Written exercise: Using the data below, copy every line that contains the word "熱蘭遮之淚".

__________________________________________________

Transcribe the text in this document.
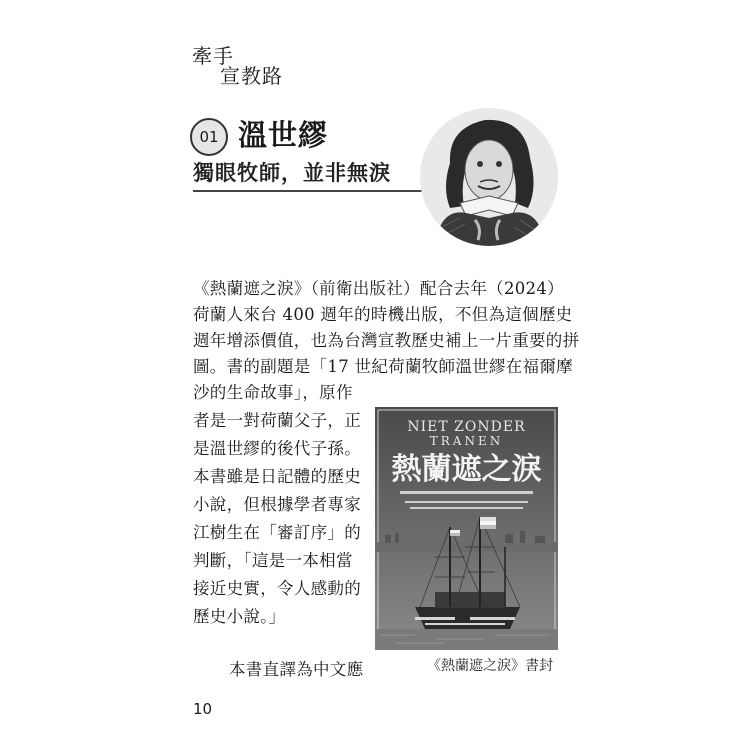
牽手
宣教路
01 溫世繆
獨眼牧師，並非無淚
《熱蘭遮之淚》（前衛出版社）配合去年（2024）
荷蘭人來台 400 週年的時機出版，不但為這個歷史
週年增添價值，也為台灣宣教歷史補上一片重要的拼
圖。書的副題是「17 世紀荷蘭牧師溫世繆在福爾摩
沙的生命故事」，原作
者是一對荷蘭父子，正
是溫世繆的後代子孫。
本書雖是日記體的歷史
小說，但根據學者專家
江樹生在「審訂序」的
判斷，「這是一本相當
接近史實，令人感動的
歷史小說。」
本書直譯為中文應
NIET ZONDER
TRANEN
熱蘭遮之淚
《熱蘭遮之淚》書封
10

__________________________________________________

Solved problem:
《熱蘭遮之淚》（前衛出版社）配合去年（2024）
熱蘭遮之淚
《熱蘭遮之淚》書封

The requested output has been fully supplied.